▶ **SET PROBLEM**: Work through the records below and tally every line containing "CONFRONTO". Reply with the total alone.

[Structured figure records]
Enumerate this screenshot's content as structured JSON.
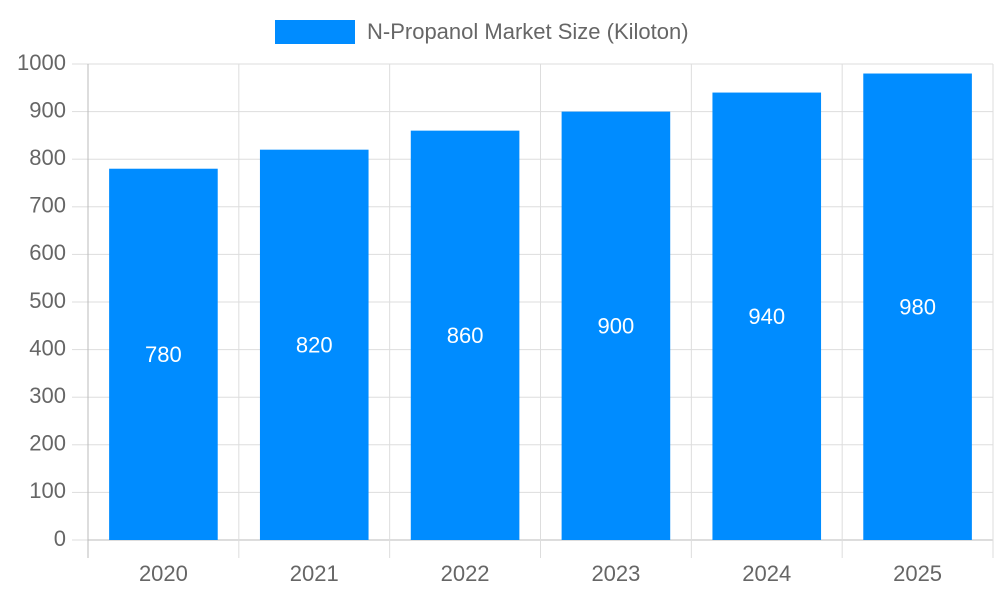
{
  "chart_data": {
    "type": "bar",
    "categories": [
      "2020",
      "2021",
      "2022",
      "2023",
      "2024",
      "2025"
    ],
    "series": [
      {
        "name": "N-Propanol Market Size (Kiloton)",
        "color": "#008cff",
        "values": [
          780,
          820,
          860,
          900,
          940,
          980
        ]
      }
    ],
    "ylim": [
      0,
      1000
    ],
    "yticks": [
      0,
      100,
      200,
      300,
      400,
      500,
      600,
      700,
      800,
      900,
      1000
    ],
    "grid": true,
    "legend": "top"
  }
}
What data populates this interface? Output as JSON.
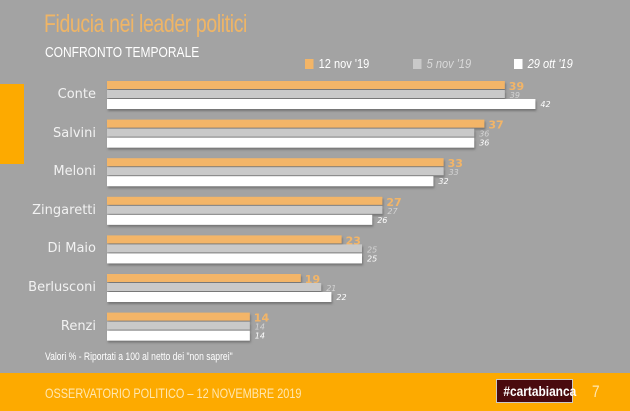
{
  "header": {
    "title": "Fiducia nei leader politici",
    "subtitle": "CONFRONTO TEMPORALE"
  },
  "colors": {
    "background": "#a3a3a3",
    "accent": "#fdaa00",
    "series_1": "#f3b567",
    "series_2": "#c9c9c9",
    "series_3": "#ffffff"
  },
  "chart_data": {
    "type": "bar",
    "orientation": "horizontal",
    "title": "Fiducia nei leader politici",
    "subtitle": "CONFRONTO TEMPORALE",
    "xlabel": "",
    "ylabel": "",
    "xlim": [
      0,
      42
    ],
    "grid": false,
    "legend_position": "top-right",
    "categories": [
      "Conte",
      "Salvini",
      "Meloni",
      "Zingaretti",
      "Di Maio",
      "Berlusconi",
      "Renzi"
    ],
    "series": [
      {
        "name": "12 nov '19",
        "color": "#f3b567",
        "values": [
          39,
          37,
          33,
          27,
          23,
          19,
          14
        ]
      },
      {
        "name": "5 nov '19",
        "color": "#c9c9c9",
        "values": [
          39,
          36,
          33,
          27,
          25,
          21,
          14
        ]
      },
      {
        "name": "29 ott '19",
        "color": "#ffffff",
        "values": [
          42,
          36,
          32,
          26,
          25,
          22,
          14
        ]
      }
    ],
    "note": "Valori % - Riportati a 100 al netto dei \"non saprei\""
  },
  "footer": {
    "text": "OSSERVATORIO POLITICO – 12 NOVEMBRE 2019",
    "brand": "#cartabianca",
    "page_number": "7"
  }
}
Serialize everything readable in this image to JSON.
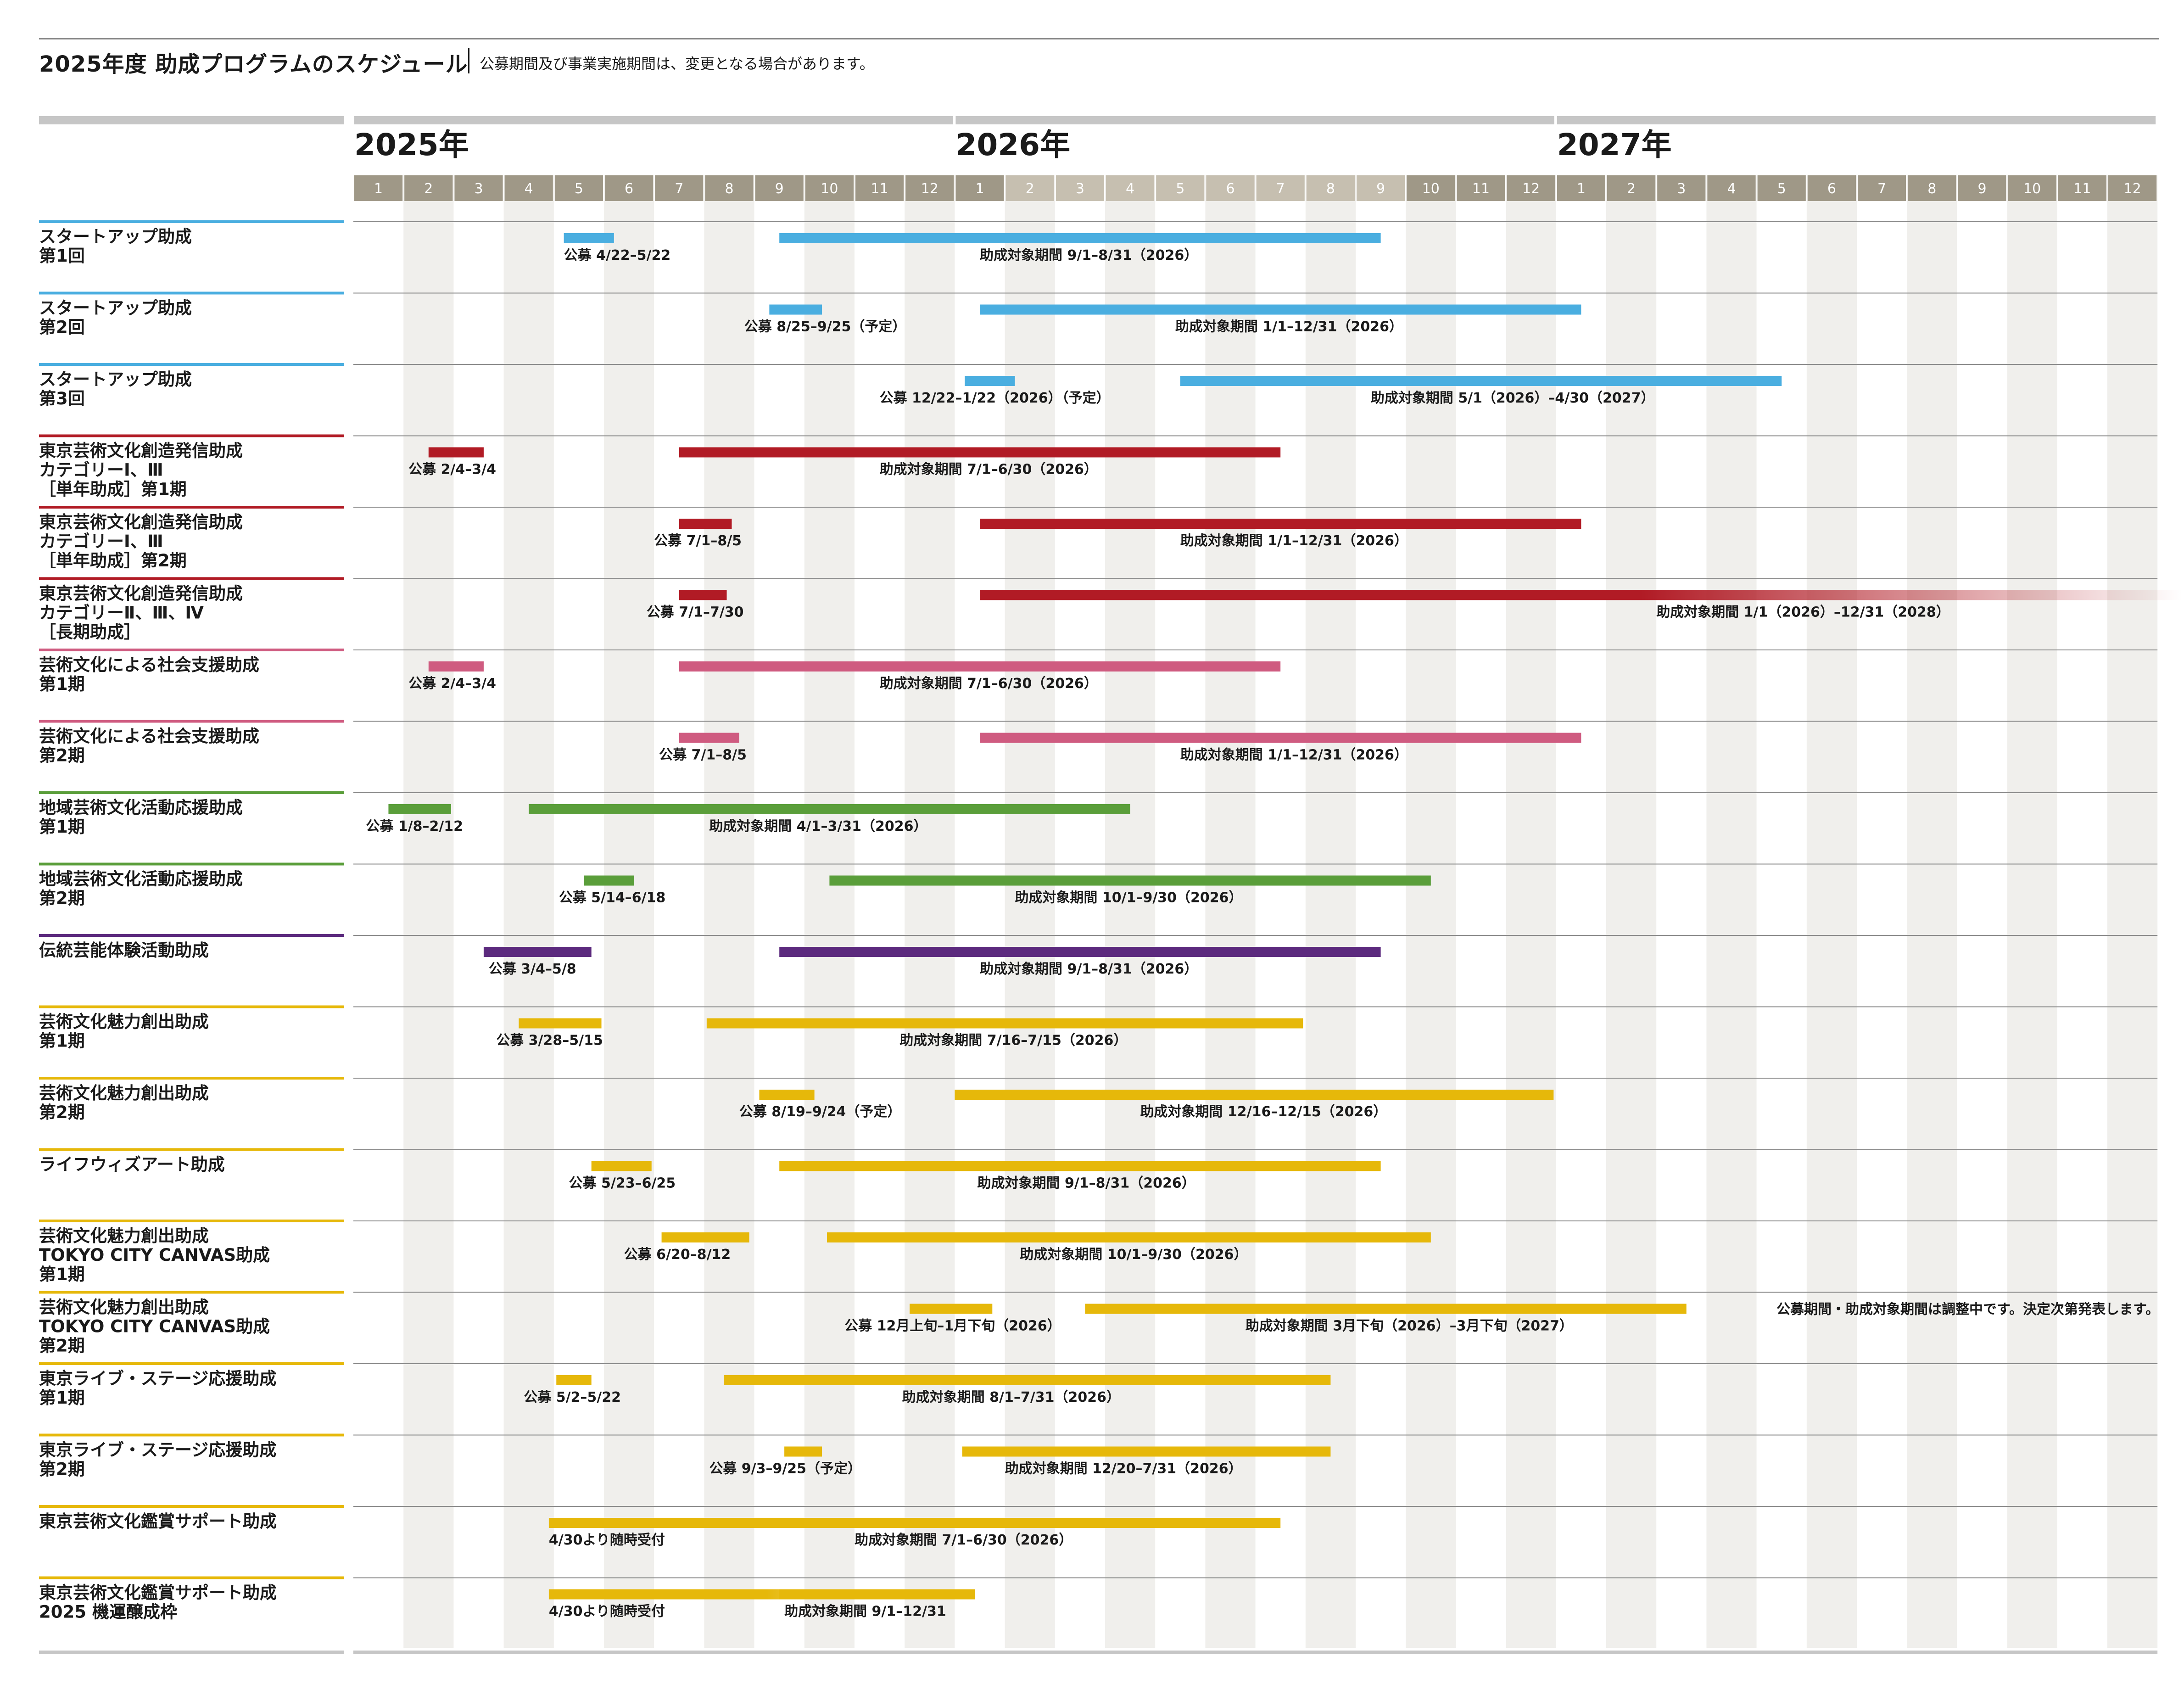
{
  "header": {
    "title": "2025年度 助成プログラムのスケジュール",
    "note": "公募期間及び事業実施期間は、変更となる場合があります。"
  },
  "chart_data": {
    "type": "gantt",
    "title": "2025年度 助成プログラムのスケジュール",
    "years": [
      "2025年",
      "2026年",
      "2027年"
    ],
    "months": [
      "1",
      "2",
      "3",
      "4",
      "5",
      "6",
      "7",
      "8",
      "9",
      "10",
      "11",
      "12"
    ],
    "x_range": [
      "2025-01",
      "2027-12"
    ],
    "grid": true,
    "colors": {
      "blue": "#4aaee0",
      "red": "#b11b25",
      "pink": "#cf5b80",
      "green": "#5a9e3a",
      "purple": "#5c2a7e",
      "yellow": "#e6b80a",
      "month_header_dark": "#9f9887",
      "month_header_light": "#c6bfb0",
      "year_rule": "#c6c6c6"
    },
    "rows": [
      {
        "label": [
          "スタートアップ助成",
          "第1回"
        ],
        "color": "blue",
        "bars": [
          {
            "kind": "公募",
            "start": 4.2,
            "end": 5.2,
            "label": "公募 4/22–5/22",
            "label_x": 4.2
          },
          {
            "kind": "事業",
            "start": 8.5,
            "end": 20.5,
            "label": "助成対象期間 9/1–8/31（2026）",
            "label_x": 12.5
          }
        ]
      },
      {
        "label": [
          "スタートアップ助成",
          "第2回"
        ],
        "color": "blue",
        "bars": [
          {
            "kind": "公募",
            "start": 8.3,
            "end": 9.35,
            "label": "公募 8/25–9/25（予定）",
            "label_x": 7.8
          },
          {
            "kind": "事業",
            "start": 12.5,
            "end": 24.5,
            "label": "助成対象期間 1/1–12/31（2026）",
            "label_x": 16.4
          }
        ]
      },
      {
        "label": [
          "スタートアップ助成",
          "第3回"
        ],
        "color": "blue",
        "bars": [
          {
            "kind": "公募",
            "start": 12.2,
            "end": 13.2,
            "label": "公募 12/22–1/22（2026）（予定）",
            "label_x": 10.5
          },
          {
            "kind": "事業",
            "start": 16.5,
            "end": 28.5,
            "label": "助成対象期間 5/1（2026）–4/30（2027）",
            "label_x": 20.3
          }
        ]
      },
      {
        "label": [
          "東京芸術文化創造発信助成",
          "カテゴリーⅠ、Ⅲ",
          "［単年助成］第1期"
        ],
        "color": "red",
        "bars": [
          {
            "kind": "公募",
            "start": 1.5,
            "end": 2.6,
            "label": "公募 2/4–3/4",
            "label_x": 1.1
          },
          {
            "kind": "事業",
            "start": 6.5,
            "end": 18.5,
            "label": "助成対象期間 7/1–6/30（2026）",
            "label_x": 10.5
          }
        ]
      },
      {
        "label": [
          "東京芸術文化創造発信助成",
          "カテゴリーⅠ、Ⅲ",
          "［単年助成］第2期"
        ],
        "color": "red",
        "bars": [
          {
            "kind": "公募",
            "start": 6.5,
            "end": 7.55,
            "label": "公募 7/1–8/5",
            "label_x": 6.0
          },
          {
            "kind": "事業",
            "start": 12.5,
            "end": 24.5,
            "label": "助成対象期間 1/1–12/31（2026）",
            "label_x": 16.5
          }
        ]
      },
      {
        "label": [
          "東京芸術文化創造発信助成",
          "カテゴリーⅡ、Ⅲ、Ⅳ",
          "［長期助成］"
        ],
        "color": "red",
        "bars": [
          {
            "kind": "公募",
            "start": 6.5,
            "end": 7.45,
            "label": "公募 7/1–7/30",
            "label_x": 5.85
          },
          {
            "kind": "事業",
            "start": 12.5,
            "end": 36.5,
            "fade": true,
            "label": "助成対象期間 1/1（2026）–12/31（2028）",
            "label_x": 26.0
          }
        ]
      },
      {
        "label": [
          "芸術文化による社会支援助成",
          "第1期"
        ],
        "color": "pink",
        "bars": [
          {
            "kind": "公募",
            "start": 1.5,
            "end": 2.6,
            "label": "公募 2/4–3/4",
            "label_x": 1.1
          },
          {
            "kind": "事業",
            "start": 6.5,
            "end": 18.5,
            "label": "助成対象期間 7/1–6/30（2026）",
            "label_x": 10.5
          }
        ]
      },
      {
        "label": [
          "芸術文化による社会支援助成",
          "第2期"
        ],
        "color": "pink",
        "bars": [
          {
            "kind": "公募",
            "start": 6.5,
            "end": 7.7,
            "label": "公募 7/1–8/5",
            "label_x": 6.1
          },
          {
            "kind": "事業",
            "start": 12.5,
            "end": 24.5,
            "label": "助成対象期間 1/1–12/31（2026）",
            "label_x": 16.5
          }
        ]
      },
      {
        "label": [
          "地域芸術文化活動応援助成",
          "第1期"
        ],
        "color": "green",
        "bars": [
          {
            "kind": "公募",
            "start": 0.7,
            "end": 1.95,
            "label": "公募 1/8–2/12",
            "label_x": 0.25
          },
          {
            "kind": "事業",
            "start": 3.5,
            "end": 15.5,
            "label": "助成対象期間 4/1–3/31（2026）",
            "label_x": 7.1
          }
        ]
      },
      {
        "label": [
          "地域芸術文化活動応援助成",
          "第2期"
        ],
        "color": "green",
        "bars": [
          {
            "kind": "公募",
            "start": 4.6,
            "end": 5.6,
            "label": "公募 5/14–6/18",
            "label_x": 4.1
          },
          {
            "kind": "事業",
            "start": 9.5,
            "end": 21.5,
            "label": "助成対象期間 10/1–9/30（2026）",
            "label_x": 13.2
          }
        ]
      },
      {
        "label": [
          "伝統芸能体験活動助成"
        ],
        "color": "purple",
        "bars": [
          {
            "kind": "公募",
            "start": 2.6,
            "end": 4.75,
            "label": "公募 3/4–5/8",
            "label_x": 2.7
          },
          {
            "kind": "事業",
            "start": 8.5,
            "end": 20.5,
            "label": "助成対象期間 9/1–8/31（2026）",
            "label_x": 12.5
          }
        ]
      },
      {
        "label": [
          "芸術文化魅力創出助成",
          "第1期"
        ],
        "color": "yellow",
        "bars": [
          {
            "kind": "公募",
            "start": 3.3,
            "end": 4.95,
            "label": "公募 3/28–5/15",
            "label_x": 2.85
          },
          {
            "kind": "事業",
            "start": 7.05,
            "end": 18.95,
            "label": "助成対象期間 7/16–7/15（2026）",
            "label_x": 10.9
          }
        ]
      },
      {
        "label": [
          "芸術文化魅力創出助成",
          "第2期"
        ],
        "color": "yellow",
        "bars": [
          {
            "kind": "公募",
            "start": 8.1,
            "end": 9.2,
            "label": "公募 8/19–9/24（予定）",
            "label_x": 7.7
          },
          {
            "kind": "事業",
            "start": 12.0,
            "end": 23.95,
            "label": "助成対象期間 12/16–12/15（2026）",
            "label_x": 15.7
          }
        ]
      },
      {
        "label": [
          "ライフウィズアート助成"
        ],
        "color": "yellow",
        "bars": [
          {
            "kind": "公募",
            "start": 4.75,
            "end": 5.95,
            "label": "公募 5/23–6/25",
            "label_x": 4.3
          },
          {
            "kind": "事業",
            "start": 8.5,
            "end": 20.5,
            "label": "助成対象期間 9/1–8/31（2026）",
            "label_x": 12.45
          }
        ]
      },
      {
        "label": [
          "芸術文化魅力創出助成",
          "TOKYO CITY CANVAS助成",
          "第1期"
        ],
        "color": "yellow",
        "bars": [
          {
            "kind": "公募",
            "start": 6.15,
            "end": 7.9,
            "label": "公募 6/20–8/12",
            "label_x": 5.4
          },
          {
            "kind": "事業",
            "start": 9.45,
            "end": 21.5,
            "label": "助成対象期間 10/1–9/30（2026）",
            "label_x": 13.3
          }
        ]
      },
      {
        "label": [
          "芸術文化魅力創出助成",
          "TOKYO CITY CANVAS助成",
          "第2期"
        ],
        "color": "yellow",
        "bars": [
          {
            "kind": "公募",
            "start": 11.1,
            "end": 12.75,
            "label": "公募 12月上旬–1月下旬（2026）",
            "label_x": 9.8
          },
          {
            "kind": "事業",
            "start": 14.6,
            "end": 26.6,
            "label": "助成対象期間 3月下旬（2026）–3月下旬（2027）",
            "label_x": 17.8
          }
        ],
        "note": "公募期間・助成対象期間は調整中です。決定次第発表します。"
      },
      {
        "label": [
          "東京ライブ・ステージ応援助成",
          "第1期"
        ],
        "color": "yellow",
        "bars": [
          {
            "kind": "公募",
            "start": 4.05,
            "end": 4.75,
            "label": "公募 5/2–5/22",
            "label_x": 3.4
          },
          {
            "kind": "事業",
            "start": 7.4,
            "end": 19.5,
            "label": "助成対象期間 8/1–7/31（2026）",
            "label_x": 10.95
          }
        ]
      },
      {
        "label": [
          "東京ライブ・ステージ応援助成",
          "第2期"
        ],
        "color": "yellow",
        "bars": [
          {
            "kind": "公募",
            "start": 8.6,
            "end": 9.35,
            "label": "公募 9/3–9/25（予定）",
            "label_x": 7.1
          },
          {
            "kind": "事業",
            "start": 12.15,
            "end": 19.5,
            "label": "助成対象期間 12/20–7/31（2026）",
            "label_x": 13.0
          }
        ]
      },
      {
        "label": [
          "東京芸術文化鑑賞サポート助成"
        ],
        "color": "yellow",
        "bars": [
          {
            "kind": "公募",
            "start": 3.9,
            "end": 13.5,
            "fade": true,
            "label": "4/30より随時受付",
            "label_x": 3.9
          },
          {
            "kind": "事業",
            "start": 6.5,
            "end": 18.5,
            "label": "助成対象期間 7/1–6/30（2026）",
            "label_x": 10.0
          }
        ]
      },
      {
        "label": [
          "東京芸術文化鑑賞サポート助成",
          "2025 機運醸成枠"
        ],
        "color": "yellow",
        "bars": [
          {
            "kind": "公募",
            "start": 3.9,
            "end": 11.8,
            "fade": true,
            "label": "4/30より随時受付",
            "label_x": 3.9
          },
          {
            "kind": "事業",
            "start": 8.5,
            "end": 12.4,
            "label": "助成対象期間 9/1–12/31",
            "label_x": 8.6
          }
        ]
      }
    ]
  }
}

▶ **RESPONSE**: 2